Where the string "EnableMMAP" occurs in the material below, report the whole line.

- [Extracted information]:
========================================

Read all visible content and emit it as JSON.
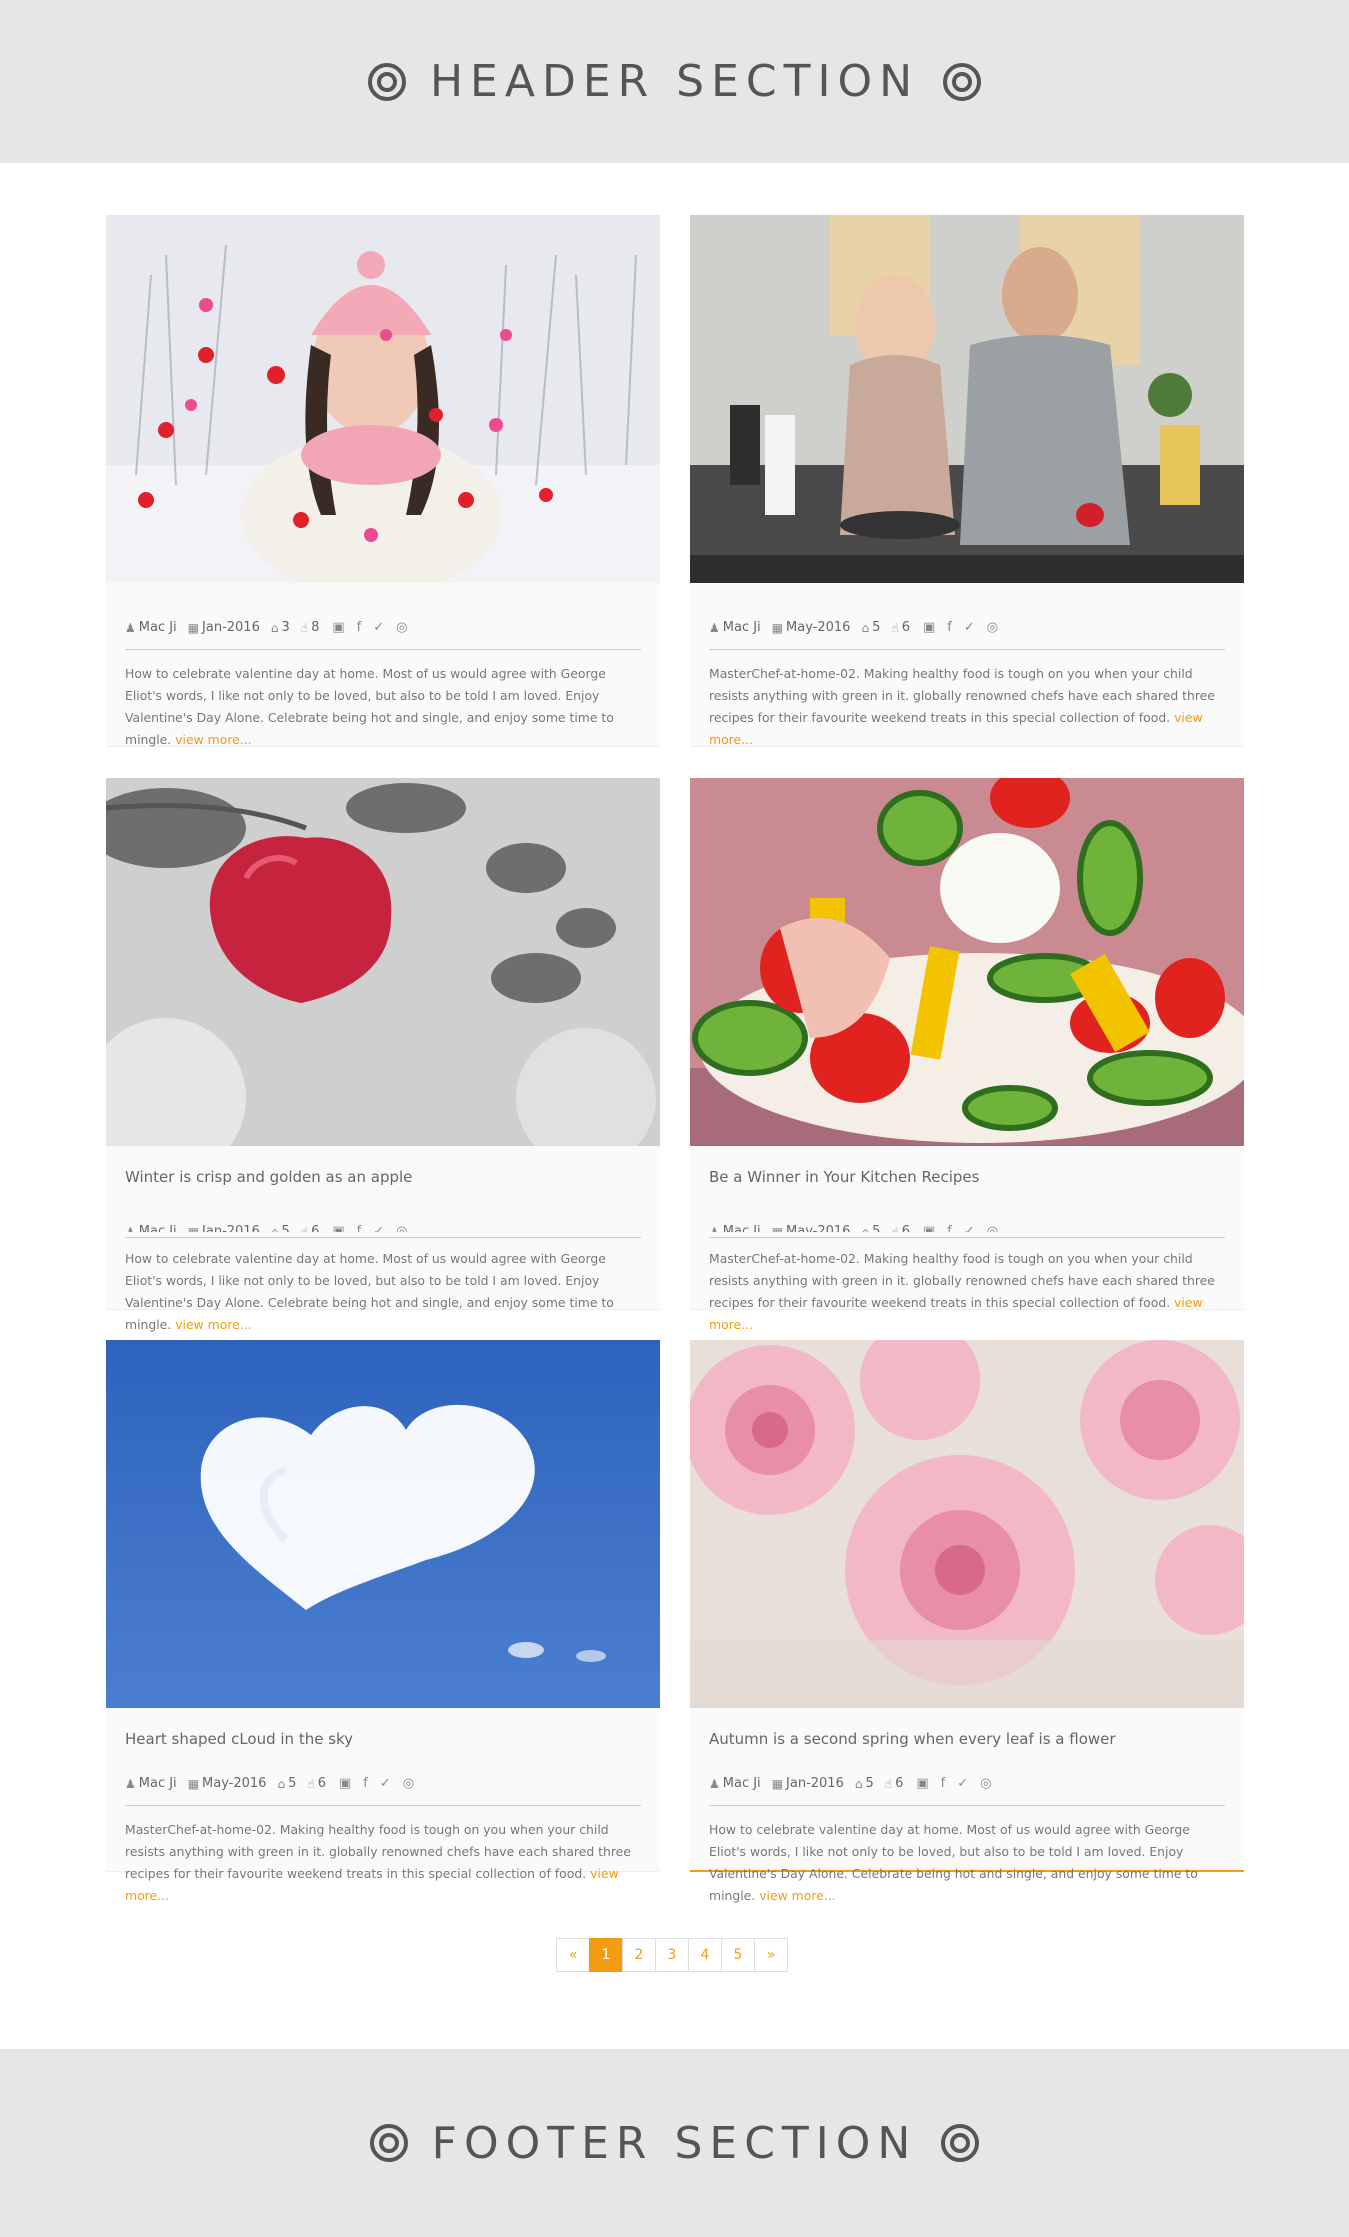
{
  "header": {
    "title": "HEADER SECTION"
  },
  "footer": {
    "title": "FOOTER SECTION"
  },
  "posts": [
    {
      "title": "",
      "author": "Mac Ji",
      "date": "Jan-2016",
      "comments": "3",
      "likes": "8",
      "excerpt": "How to celebrate valentine day at home. Most of us would agree with George Eliot's words, I like not only to be loved, but also to be told I am loved. Enjoy Valentine's Day Alone. Celebrate being hot and single, and enjoy some time to mingle.",
      "more": "view more..."
    },
    {
      "title": "",
      "author": "Mac Ji",
      "date": "May-2016",
      "comments": "5",
      "likes": "6",
      "excerpt": "MasterChef-at-home-02. Making healthy food is tough on you when your child resists anything with green in it. globally renowned chefs have each shared three recipes for their favourite weekend treats in this special collection of food.",
      "more": "view more..."
    },
    {
      "title": "Winter is crisp and golden as an apple",
      "author": "Mac Ji",
      "date": "Jan-2016",
      "comments": "5",
      "likes": "6",
      "excerpt": "How to celebrate valentine day at home. Most of us would agree with George Eliot's words, I like not only to be loved, but also to be told I am loved. Enjoy Valentine's Day Alone. Celebrate being hot and single, and enjoy some time to mingle.",
      "more": "view more..."
    },
    {
      "title": "Be a Winner in Your Kitchen Recipes",
      "author": "Mac Ji",
      "date": "May-2016",
      "comments": "5",
      "likes": "6",
      "excerpt": "MasterChef-at-home-02. Making healthy food is tough on you when your child resists anything with green in it. globally renowned chefs have each shared three recipes for their favourite weekend treats in this special collection of food.",
      "more": "view more..."
    },
    {
      "title": "Heart shaped cLoud in the sky",
      "author": "Mac Ji",
      "date": "May-2016",
      "comments": "5",
      "likes": "6",
      "excerpt": "MasterChef-at-home-02. Making healthy food is tough on you when your child resists anything with green in it. globally renowned chefs have each shared three recipes for their favourite weekend treats in this special collection of food.",
      "more": "view more..."
    },
    {
      "title": "Autumn is a second spring when every leaf is a flower",
      "author": "Mac Ji",
      "date": "Jan-2016",
      "comments": "5",
      "likes": "6",
      "excerpt": "How to celebrate valentine day at home. Most of us would agree with George Eliot's words, I like not only to be loved, but also to be told I am loved. Enjoy Valentine's Day Alone. Celebrate being hot and single, and enjoy some time to mingle.",
      "more": "view more..."
    }
  ],
  "icons": {
    "author": "user-icon",
    "date": "calendar-icon",
    "comments": "comments-icon",
    "likes": "thumbs-up-icon",
    "share": [
      "share-icon",
      "facebook-icon",
      "twitter-icon",
      "pinterest-icon"
    ]
  },
  "pagination": {
    "prev": "«",
    "pages": [
      "1",
      "2",
      "3",
      "4",
      "5"
    ],
    "next": "»",
    "active": "1"
  },
  "colors": {
    "accent": "#f39c12",
    "band": "#e6e6e6",
    "text": "#777777"
  }
}
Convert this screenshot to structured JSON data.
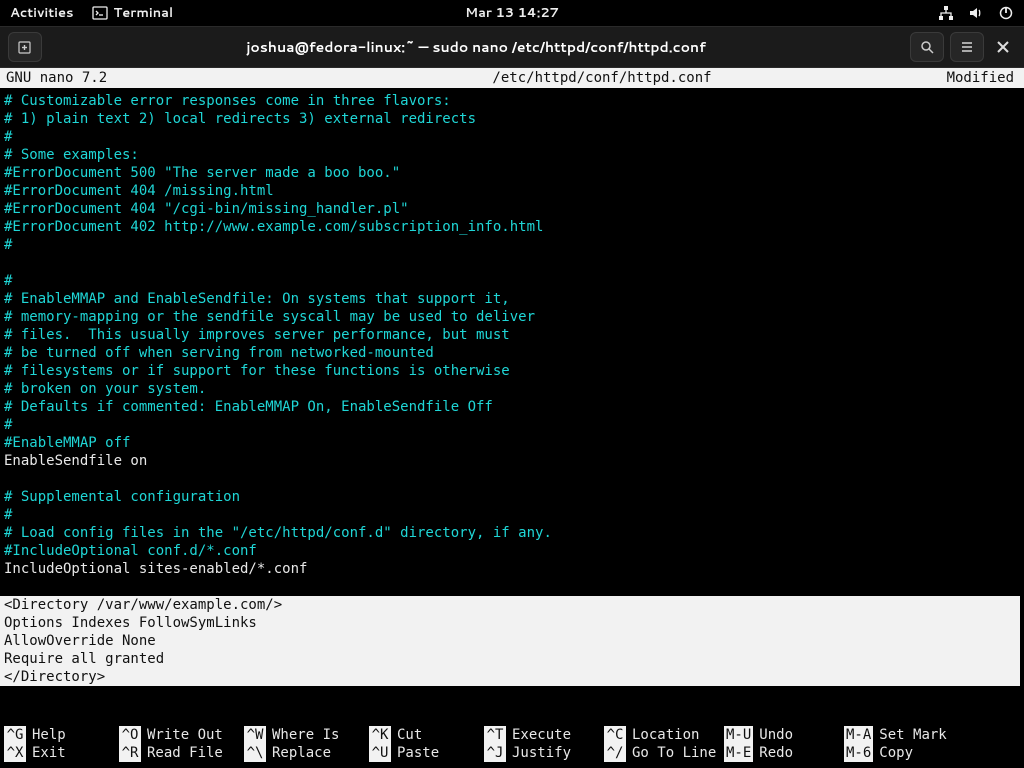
{
  "top_bar": {
    "activities": "Activities",
    "terminal_label": "Terminal",
    "clock": "Mar 13  14:27"
  },
  "window": {
    "title": "joshua@fedora-linux:~ — sudo nano /etc/httpd/conf/httpd.conf"
  },
  "nano": {
    "version": "GNU nano 7.2",
    "file": "/etc/httpd/conf/httpd.conf",
    "status": "Modified"
  },
  "lines": [
    {
      "c": "c-cyan",
      "t": "# Customizable error responses come in three flavors:"
    },
    {
      "c": "c-cyan",
      "t": "# 1) plain text 2) local redirects 3) external redirects"
    },
    {
      "c": "c-cyan",
      "t": "#"
    },
    {
      "c": "c-cyan",
      "t": "# Some examples:"
    },
    {
      "c": "c-cyan",
      "t": "#ErrorDocument 500 \"The server made a boo boo.\""
    },
    {
      "c": "c-cyan",
      "t": "#ErrorDocument 404 /missing.html"
    },
    {
      "c": "c-cyan",
      "t": "#ErrorDocument 404 \"/cgi-bin/missing_handler.pl\""
    },
    {
      "c": "c-cyan",
      "t": "#ErrorDocument 402 http://www.example.com/subscription_info.html"
    },
    {
      "c": "c-cyan",
      "t": "#"
    },
    {
      "c": "c-cyan",
      "t": ""
    },
    {
      "c": "c-cyan",
      "t": "#"
    },
    {
      "c": "c-cyan",
      "t": "# EnableMMAP and EnableSendfile: On systems that support it,"
    },
    {
      "c": "c-cyan",
      "t": "# memory-mapping or the sendfile syscall may be used to deliver"
    },
    {
      "c": "c-cyan",
      "t": "# files.  This usually improves server performance, but must"
    },
    {
      "c": "c-cyan",
      "t": "# be turned off when serving from networked-mounted"
    },
    {
      "c": "c-cyan",
      "t": "# filesystems or if support for these functions is otherwise"
    },
    {
      "c": "c-cyan",
      "t": "# broken on your system."
    },
    {
      "c": "c-cyan",
      "t": "# Defaults if commented: EnableMMAP On, EnableSendfile Off"
    },
    {
      "c": "c-cyan",
      "t": "#"
    },
    {
      "c": "c-cyan",
      "t": "#EnableMMAP off"
    },
    {
      "c": "c-white",
      "t": "EnableSendfile on"
    },
    {
      "c": "c-cyan",
      "t": ""
    },
    {
      "c": "c-cyan",
      "t": "# Supplemental configuration"
    },
    {
      "c": "c-cyan",
      "t": "#"
    },
    {
      "c": "c-cyan",
      "t": "# Load config files in the \"/etc/httpd/conf.d\" directory, if any."
    },
    {
      "c": "c-cyan",
      "t": "#IncludeOptional conf.d/*.conf"
    },
    {
      "c": "c-white",
      "t": "IncludeOptional sites-enabled/*.conf"
    },
    {
      "c": "c-white",
      "t": ""
    }
  ],
  "highlight": [
    "<Directory /var/www/example.com/>",
    "Options Indexes FollowSymLinks",
    "AllowOverride None",
    "Require all granted",
    "</Directory>"
  ],
  "shortcuts_row1": [
    {
      "k": "^G",
      "l": "Help"
    },
    {
      "k": "^O",
      "l": "Write Out"
    },
    {
      "k": "^W",
      "l": "Where Is"
    },
    {
      "k": "^K",
      "l": "Cut"
    },
    {
      "k": "^T",
      "l": "Execute"
    },
    {
      "k": "^C",
      "l": "Location"
    },
    {
      "k": "M-U",
      "l": "Undo"
    }
  ],
  "shortcuts_row1_extra": {
    "k": "M-A",
    "l": "Set Mark"
  },
  "shortcuts_row2": [
    {
      "k": "^X",
      "l": "Exit"
    },
    {
      "k": "^R",
      "l": "Read File"
    },
    {
      "k": "^\\",
      "l": "Replace"
    },
    {
      "k": "^U",
      "l": "Paste"
    },
    {
      "k": "^J",
      "l": "Justify"
    },
    {
      "k": "^/",
      "l": "Go To Line"
    },
    {
      "k": "M-E",
      "l": "Redo"
    }
  ],
  "shortcuts_row2_extra": {
    "k": "M-6",
    "l": "Copy"
  }
}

========================================

- [Result for this exercise]:
      "t": "# EnableMMAP and EnableSendfile: On systems that support it,"
      "t": "# Defaults if commented: EnableMMAP On, EnableSendfile Off"
      "t": "#EnableMMAP off"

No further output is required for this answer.